(begin)

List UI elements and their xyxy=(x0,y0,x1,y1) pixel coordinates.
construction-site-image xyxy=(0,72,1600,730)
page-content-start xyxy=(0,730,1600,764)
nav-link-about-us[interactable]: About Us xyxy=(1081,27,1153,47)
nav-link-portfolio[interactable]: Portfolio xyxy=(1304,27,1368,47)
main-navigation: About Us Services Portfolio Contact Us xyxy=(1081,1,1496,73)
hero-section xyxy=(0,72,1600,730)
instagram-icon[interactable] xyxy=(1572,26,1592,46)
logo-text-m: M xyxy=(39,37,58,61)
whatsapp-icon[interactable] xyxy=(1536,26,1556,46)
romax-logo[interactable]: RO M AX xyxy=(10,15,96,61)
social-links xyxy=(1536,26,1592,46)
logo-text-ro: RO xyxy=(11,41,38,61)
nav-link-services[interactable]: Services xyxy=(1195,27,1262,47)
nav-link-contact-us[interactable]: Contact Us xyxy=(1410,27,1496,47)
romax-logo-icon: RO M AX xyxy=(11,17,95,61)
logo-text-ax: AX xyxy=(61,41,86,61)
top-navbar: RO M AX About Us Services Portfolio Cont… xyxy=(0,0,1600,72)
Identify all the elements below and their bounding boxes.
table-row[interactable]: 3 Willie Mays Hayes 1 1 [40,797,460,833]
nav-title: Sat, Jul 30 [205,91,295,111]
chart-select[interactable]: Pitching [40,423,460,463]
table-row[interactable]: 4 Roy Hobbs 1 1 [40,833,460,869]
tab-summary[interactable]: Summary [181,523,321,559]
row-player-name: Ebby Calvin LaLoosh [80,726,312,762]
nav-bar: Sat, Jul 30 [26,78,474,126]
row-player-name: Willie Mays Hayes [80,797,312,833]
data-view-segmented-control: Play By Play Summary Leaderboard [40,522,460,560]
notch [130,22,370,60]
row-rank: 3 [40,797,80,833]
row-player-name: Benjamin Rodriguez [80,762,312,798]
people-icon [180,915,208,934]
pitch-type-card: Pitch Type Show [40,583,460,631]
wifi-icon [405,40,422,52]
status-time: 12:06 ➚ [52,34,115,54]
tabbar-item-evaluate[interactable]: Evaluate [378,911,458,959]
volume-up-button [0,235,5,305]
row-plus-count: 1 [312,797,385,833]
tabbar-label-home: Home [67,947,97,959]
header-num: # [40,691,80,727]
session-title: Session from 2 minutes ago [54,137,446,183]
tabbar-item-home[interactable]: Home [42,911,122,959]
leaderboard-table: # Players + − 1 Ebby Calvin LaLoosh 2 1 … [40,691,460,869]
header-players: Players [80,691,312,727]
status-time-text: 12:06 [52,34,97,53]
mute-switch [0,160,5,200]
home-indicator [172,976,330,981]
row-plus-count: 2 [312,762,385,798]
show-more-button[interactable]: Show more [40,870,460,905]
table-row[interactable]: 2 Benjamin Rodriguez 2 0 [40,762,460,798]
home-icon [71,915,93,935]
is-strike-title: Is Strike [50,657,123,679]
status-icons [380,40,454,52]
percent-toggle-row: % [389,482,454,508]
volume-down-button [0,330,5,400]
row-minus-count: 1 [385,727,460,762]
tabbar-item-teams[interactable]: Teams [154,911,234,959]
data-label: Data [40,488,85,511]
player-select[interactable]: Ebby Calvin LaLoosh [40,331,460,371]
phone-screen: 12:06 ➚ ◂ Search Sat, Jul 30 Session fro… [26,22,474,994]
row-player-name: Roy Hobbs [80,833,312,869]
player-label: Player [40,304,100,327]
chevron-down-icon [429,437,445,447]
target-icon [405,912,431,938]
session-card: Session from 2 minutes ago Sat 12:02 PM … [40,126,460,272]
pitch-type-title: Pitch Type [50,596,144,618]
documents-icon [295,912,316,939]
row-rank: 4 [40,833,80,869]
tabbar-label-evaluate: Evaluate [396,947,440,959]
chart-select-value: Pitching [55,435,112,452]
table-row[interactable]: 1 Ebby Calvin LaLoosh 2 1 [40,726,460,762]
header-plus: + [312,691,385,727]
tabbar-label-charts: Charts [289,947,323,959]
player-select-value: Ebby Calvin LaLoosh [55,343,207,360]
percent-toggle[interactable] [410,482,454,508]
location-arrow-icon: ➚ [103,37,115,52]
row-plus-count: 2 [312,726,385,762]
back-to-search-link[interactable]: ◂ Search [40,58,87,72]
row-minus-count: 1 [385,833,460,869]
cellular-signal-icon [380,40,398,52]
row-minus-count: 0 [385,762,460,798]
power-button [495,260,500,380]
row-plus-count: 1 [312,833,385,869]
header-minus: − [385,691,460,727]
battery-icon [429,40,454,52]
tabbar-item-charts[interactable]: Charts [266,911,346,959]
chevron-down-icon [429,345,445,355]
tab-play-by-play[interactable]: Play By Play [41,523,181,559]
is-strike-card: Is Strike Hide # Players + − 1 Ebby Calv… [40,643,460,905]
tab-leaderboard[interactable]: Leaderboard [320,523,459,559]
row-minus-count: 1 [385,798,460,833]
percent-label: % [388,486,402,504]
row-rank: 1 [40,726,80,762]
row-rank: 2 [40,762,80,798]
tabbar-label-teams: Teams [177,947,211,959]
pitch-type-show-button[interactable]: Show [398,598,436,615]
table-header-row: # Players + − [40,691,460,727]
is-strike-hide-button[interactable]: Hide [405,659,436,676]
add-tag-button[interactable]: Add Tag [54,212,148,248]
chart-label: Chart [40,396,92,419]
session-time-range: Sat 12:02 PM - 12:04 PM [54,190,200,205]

(end)

Rewrite all the records above with "Add Tag" replaced by "New Tag" and everything else left unchanged.

List UI elements and their xyxy=(x0,y0,x1,y1) pixel coordinates.
construction-site-image xyxy=(0,72,1600,730)
page-content-start xyxy=(0,730,1600,764)
nav-link-about-us[interactable]: About Us xyxy=(1081,27,1153,47)
nav-link-portfolio[interactable]: Portfolio xyxy=(1304,27,1368,47)
main-navigation: About Us Services Portfolio Contact Us xyxy=(1081,1,1496,73)
hero-section xyxy=(0,72,1600,730)
instagram-icon[interactable] xyxy=(1572,26,1592,46)
logo-text-m: M xyxy=(39,37,58,61)
whatsapp-icon[interactable] xyxy=(1536,26,1556,46)
romax-logo[interactable]: RO M AX xyxy=(10,15,96,61)
social-links xyxy=(1536,26,1592,46)
logo-text-ro: RO xyxy=(11,41,38,61)
nav-link-services[interactable]: Services xyxy=(1195,27,1262,47)
nav-link-contact-us[interactable]: Contact Us xyxy=(1410,27,1496,47)
romax-logo-icon: RO M AX xyxy=(11,17,95,61)
logo-text-ax: AX xyxy=(61,41,86,61)
top-navbar: RO M AX About Us Services Portfolio Cont… xyxy=(0,0,1600,72)
Identify all the elements below and their bounding boxes.
table-row[interactable]: 3 Willie Mays Hayes 1 1 [40,797,460,833]
nav-title: Sat, Jul 30 [205,91,295,111]
chart-select[interactable]: Pitching [40,423,460,463]
table-row[interactable]: 4 Roy Hobbs 1 1 [40,833,460,869]
tab-summary[interactable]: Summary [181,523,321,559]
row-player-name: Ebby Calvin LaLoosh [80,726,312,762]
nav-bar: Sat, Jul 30 [26,78,474,126]
row-player-name: Willie Mays Hayes [80,797,312,833]
data-view-segmented-control: Play By Play Summary Leaderboard [40,522,460,560]
notch [130,22,370,60]
row-rank: 3 [40,797,80,833]
row-player-name: Benjamin Rodriguez [80,762,312,798]
people-icon [180,915,208,934]
pitch-type-card: Pitch Type Show [40,583,460,631]
wifi-icon [405,40,422,52]
status-time: 12:06 ➚ [52,34,115,54]
tabbar-item-evaluate[interactable]: Evaluate [378,911,458,959]
volume-up-button [0,235,5,305]
row-plus-count: 1 [312,797,385,833]
tabbar-label-home: Home [67,947,97,959]
header-num: # [40,691,80,727]
session-title: Session from 2 minutes ago [54,137,446,183]
tabbar-item-home[interactable]: Home [42,911,122,959]
leaderboard-table: # Players + − 1 Ebby Calvin LaLoosh 2 1 … [40,691,460,869]
header-players: Players [80,691,312,727]
status-time-text: 12:06 [52,34,97,53]
mute-switch [0,160,5,200]
home-indicator [172,976,330,981]
row-plus-count: 2 [312,762,385,798]
show-more-button[interactable]: Show more [40,870,460,905]
table-row[interactable]: 2 Benjamin Rodriguez 2 0 [40,762,460,798]
home-icon [71,915,93,935]
is-strike-title: Is Strike [50,657,123,679]
status-icons [380,40,454,52]
percent-toggle-row: % [389,482,454,508]
volume-down-button [0,330,5,400]
row-minus-count: 1 [385,727,460,762]
tabbar-item-teams[interactable]: Teams [154,911,234,959]
data-label: Data [40,488,85,511]
player-select[interactable]: Ebby Calvin LaLoosh [40,331,460,371]
phone-screen: 12:06 ➚ ◂ Search Sat, Jul 30 Session fro… [26,22,474,994]
row-player-name: Roy Hobbs [80,833,312,869]
player-label: Player [40,304,100,327]
chevron-down-icon [429,437,445,447]
target-icon [405,912,431,938]
session-card: Session from 2 minutes ago Sat 12:02 PM … [40,126,460,272]
pitch-type-title: Pitch Type [50,596,144,618]
documents-icon [295,912,316,939]
row-rank: 4 [40,833,80,869]
tabbar-label-evaluate: Evaluate [396,947,440,959]
chart-select-value: Pitching [55,435,112,452]
table-row[interactable]: 1 Ebby Calvin LaLoosh 2 1 [40,726,460,762]
header-plus: + [312,691,385,727]
tabbar-label-charts: Charts [289,947,323,959]
player-select-value: Ebby Calvin LaLoosh [55,343,207,360]
percent-toggle[interactable] [410,482,454,508]
location-arrow-icon: ➚ [103,37,115,52]
row-plus-count: 2 [312,726,385,762]
back-to-search-link[interactable]: ◂ Search [40,58,87,72]
row-minus-count: 1 [385,833,460,869]
cellular-signal-icon [380,40,398,52]
row-minus-count: 0 [385,762,460,798]
power-button [495,260,500,380]
row-plus-count: 1 [312,833,385,869]
header-minus: − [385,691,460,727]
battery-icon [429,40,454,52]
tabbar-item-charts[interactable]: Charts [266,911,346,959]
chevron-down-icon [429,345,445,355]
tab-play-by-play[interactable]: Play By Play [41,523,181,559]
is-strike-card: Is Strike Hide # Players + − 1 Ebby Calv… [40,643,460,905]
tab-leaderboard[interactable]: Leaderboard [320,523,459,559]
row-minus-count: 1 [385,798,460,833]
percent-label: % [388,486,402,504]
row-rank: 1 [40,726,80,762]
row-rank: 2 [40,762,80,798]
tabbar-label-teams: Teams [177,947,211,959]
pitch-type-show-button[interactable]: Show [398,598,436,615]
table-header-row: # Players + − [40,691,460,727]
is-strike-hide-button[interactable]: Hide [405,659,436,676]
add-tag-button[interactable]: New Tag [54,212,148,248]
chart-label: Chart [40,396,92,419]
session-time-range: Sat 12:02 PM - 12:04 PM [54,190,200,205]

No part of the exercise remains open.